- [TASK OBJECTIVE] Reproduce the records exactly.

- [Dataset items]
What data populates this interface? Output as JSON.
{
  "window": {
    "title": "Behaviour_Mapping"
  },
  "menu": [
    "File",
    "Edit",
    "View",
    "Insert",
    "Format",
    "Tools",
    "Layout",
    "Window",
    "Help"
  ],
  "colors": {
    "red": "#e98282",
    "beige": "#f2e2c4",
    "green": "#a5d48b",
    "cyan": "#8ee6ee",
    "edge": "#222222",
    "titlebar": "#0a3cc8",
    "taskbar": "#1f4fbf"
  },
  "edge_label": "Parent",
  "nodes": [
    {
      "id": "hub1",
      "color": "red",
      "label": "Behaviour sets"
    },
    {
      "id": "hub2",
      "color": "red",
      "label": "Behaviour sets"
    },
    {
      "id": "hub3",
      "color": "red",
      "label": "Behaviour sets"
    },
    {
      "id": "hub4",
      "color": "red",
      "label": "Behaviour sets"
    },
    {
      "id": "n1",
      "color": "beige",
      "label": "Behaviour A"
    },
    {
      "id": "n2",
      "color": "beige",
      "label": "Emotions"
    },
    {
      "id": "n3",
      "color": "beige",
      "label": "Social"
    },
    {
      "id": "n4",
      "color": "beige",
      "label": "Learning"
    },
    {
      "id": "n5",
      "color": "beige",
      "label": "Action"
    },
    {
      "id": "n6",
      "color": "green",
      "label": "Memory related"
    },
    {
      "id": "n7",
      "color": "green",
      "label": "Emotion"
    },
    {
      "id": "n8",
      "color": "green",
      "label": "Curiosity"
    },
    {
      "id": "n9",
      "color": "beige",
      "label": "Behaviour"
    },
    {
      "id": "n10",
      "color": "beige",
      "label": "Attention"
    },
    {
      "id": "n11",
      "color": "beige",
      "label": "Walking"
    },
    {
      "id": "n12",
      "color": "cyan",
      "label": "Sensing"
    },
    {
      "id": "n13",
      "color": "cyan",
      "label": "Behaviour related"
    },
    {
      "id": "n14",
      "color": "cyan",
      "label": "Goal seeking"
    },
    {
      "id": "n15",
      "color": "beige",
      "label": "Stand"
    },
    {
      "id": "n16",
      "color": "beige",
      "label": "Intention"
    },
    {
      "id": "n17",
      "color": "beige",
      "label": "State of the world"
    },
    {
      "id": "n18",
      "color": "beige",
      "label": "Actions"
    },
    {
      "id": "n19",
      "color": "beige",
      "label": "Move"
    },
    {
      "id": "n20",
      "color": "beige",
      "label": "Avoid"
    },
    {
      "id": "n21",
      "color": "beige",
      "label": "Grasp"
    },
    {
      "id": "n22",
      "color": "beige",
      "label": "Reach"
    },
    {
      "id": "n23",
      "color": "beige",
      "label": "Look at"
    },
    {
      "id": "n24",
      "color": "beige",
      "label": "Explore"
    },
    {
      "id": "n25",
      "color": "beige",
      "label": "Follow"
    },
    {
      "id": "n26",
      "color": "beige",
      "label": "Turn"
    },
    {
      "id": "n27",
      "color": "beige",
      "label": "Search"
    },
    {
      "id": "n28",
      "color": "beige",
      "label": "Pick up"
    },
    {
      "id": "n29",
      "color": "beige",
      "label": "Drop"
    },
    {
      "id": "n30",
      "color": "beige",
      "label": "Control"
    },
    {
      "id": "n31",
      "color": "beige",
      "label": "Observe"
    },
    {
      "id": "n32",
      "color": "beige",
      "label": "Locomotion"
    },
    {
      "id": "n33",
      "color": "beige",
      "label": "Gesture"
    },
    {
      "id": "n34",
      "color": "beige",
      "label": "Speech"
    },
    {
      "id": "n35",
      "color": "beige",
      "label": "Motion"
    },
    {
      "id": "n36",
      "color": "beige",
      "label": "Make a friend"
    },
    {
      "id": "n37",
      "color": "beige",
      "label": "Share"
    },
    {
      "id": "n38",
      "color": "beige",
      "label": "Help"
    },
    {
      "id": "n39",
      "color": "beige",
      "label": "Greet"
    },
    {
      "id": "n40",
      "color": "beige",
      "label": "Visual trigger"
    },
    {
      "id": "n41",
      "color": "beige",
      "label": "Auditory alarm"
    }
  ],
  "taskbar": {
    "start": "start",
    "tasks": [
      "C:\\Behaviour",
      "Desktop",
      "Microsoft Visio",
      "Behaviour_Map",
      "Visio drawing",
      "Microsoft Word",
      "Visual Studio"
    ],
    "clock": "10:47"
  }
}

- [RESULT FOR THIS EXERCISE]
What data populates this interface? Output as JSON.
{
  "window": {
    "title": "Behaviour_Mapping"
  },
  "menu": [
    "File",
    "Edit",
    "View",
    "Insert",
    "Format",
    "Tools",
    "Layout",
    "Window",
    "Help"
  ],
  "colors": {
    "red": "#e98282",
    "beige": "#f2e2c4",
    "green": "#a5d48b",
    "cyan": "#8ee6ee",
    "edge": "#222222",
    "titlebar": "#0a3cc8",
    "taskbar": "#1f4fbf"
  },
  "edge_label": "Parent",
  "nodes": [
    {
      "id": "hub1",
      "color": "red",
      "label": "Behaviour sets"
    },
    {
      "id": "hub2",
      "color": "red",
      "label": "Behaviour sets"
    },
    {
      "id": "hub3",
      "color": "red",
      "label": "Behaviour sets"
    },
    {
      "id": "hub4",
      "color": "red",
      "label": "Behaviour sets"
    },
    {
      "id": "n1",
      "color": "beige",
      "label": "Behaviour A"
    },
    {
      "id": "n2",
      "color": "beige",
      "label": "Emotions"
    },
    {
      "id": "n3",
      "color": "beige",
      "label": "Social"
    },
    {
      "id": "n4",
      "color": "beige",
      "label": "Learning"
    },
    {
      "id": "n5",
      "color": "beige",
      "label": "Action"
    },
    {
      "id": "n6",
      "color": "green",
      "label": "Memory related"
    },
    {
      "id": "n7",
      "color": "green",
      "label": "Emotion"
    },
    {
      "id": "n8",
      "color": "green",
      "label": "Curiosity"
    },
    {
      "id": "n9",
      "color": "beige",
      "label": "Behaviour"
    },
    {
      "id": "n10",
      "color": "beige",
      "label": "Attention"
    },
    {
      "id": "n11",
      "color": "beige",
      "label": "Walking"
    },
    {
      "id": "n12",
      "color": "cyan",
      "label": "Sensing"
    },
    {
      "id": "n13",
      "color": "cyan",
      "label": "Behaviour related"
    },
    {
      "id": "n14",
      "color": "cyan",
      "label": "Goal seeking"
    },
    {
      "id": "n15",
      "color": "beige",
      "label": "Stand"
    },
    {
      "id": "n16",
      "color": "beige",
      "label": "Intention"
    },
    {
      "id": "n17",
      "color": "beige",
      "label": "State of the world"
    },
    {
      "id": "n18",
      "color": "beige",
      "label": "Actions"
    },
    {
      "id": "n19",
      "color": "beige",
      "label": "Move"
    },
    {
      "id": "n20",
      "color": "beige",
      "label": "Avoid"
    },
    {
      "id": "n21",
      "color": "beige",
      "label": "Grasp"
    },
    {
      "id": "n22",
      "color": "beige",
      "label": "Reach"
    },
    {
      "id": "n23",
      "color": "beige",
      "label": "Look at"
    },
    {
      "id": "n24",
      "color": "beige",
      "label": "Explore"
    },
    {
      "id": "n25",
      "color": "beige",
      "label": "Follow"
    },
    {
      "id": "n26",
      "color": "beige",
      "label": "Turn"
    },
    {
      "id": "n27",
      "color": "beige",
      "label": "Search"
    },
    {
      "id": "n28",
      "color": "beige",
      "label": "Pick up"
    },
    {
      "id": "n29",
      "color": "beige",
      "label": "Drop"
    },
    {
      "id": "n30",
      "color": "beige",
      "label": "Control"
    },
    {
      "id": "n31",
      "color": "beige",
      "label": "Observe"
    },
    {
      "id": "n32",
      "color": "beige",
      "label": "Locomotion"
    },
    {
      "id": "n33",
      "color": "beige",
      "label": "Gesture"
    },
    {
      "id": "n34",
      "color": "beige",
      "label": "Speech"
    },
    {
      "id": "n35",
      "color": "beige",
      "label": "Motion"
    },
    {
      "id": "n36",
      "color": "beige",
      "label": "Make a friend"
    },
    {
      "id": "n37",
      "color": "beige",
      "label": "Share"
    },
    {
      "id": "n38",
      "color": "beige",
      "label": "Help"
    },
    {
      "id": "n39",
      "color": "beige",
      "label": "Greet"
    },
    {
      "id": "n40",
      "color": "beige",
      "label": "Visual trigger"
    },
    {
      "id": "n41",
      "color": "beige",
      "label": "Auditory alarm"
    }
  ],
  "taskbar": {
    "start": "start",
    "tasks": [
      "C:\\Behaviour",
      "Desktop",
      "Microsoft Visio",
      "Behaviour_Map",
      "Visio drawing",
      "Microsoft Word",
      "Visual Studio"
    ],
    "clock": "10:47"
  }
}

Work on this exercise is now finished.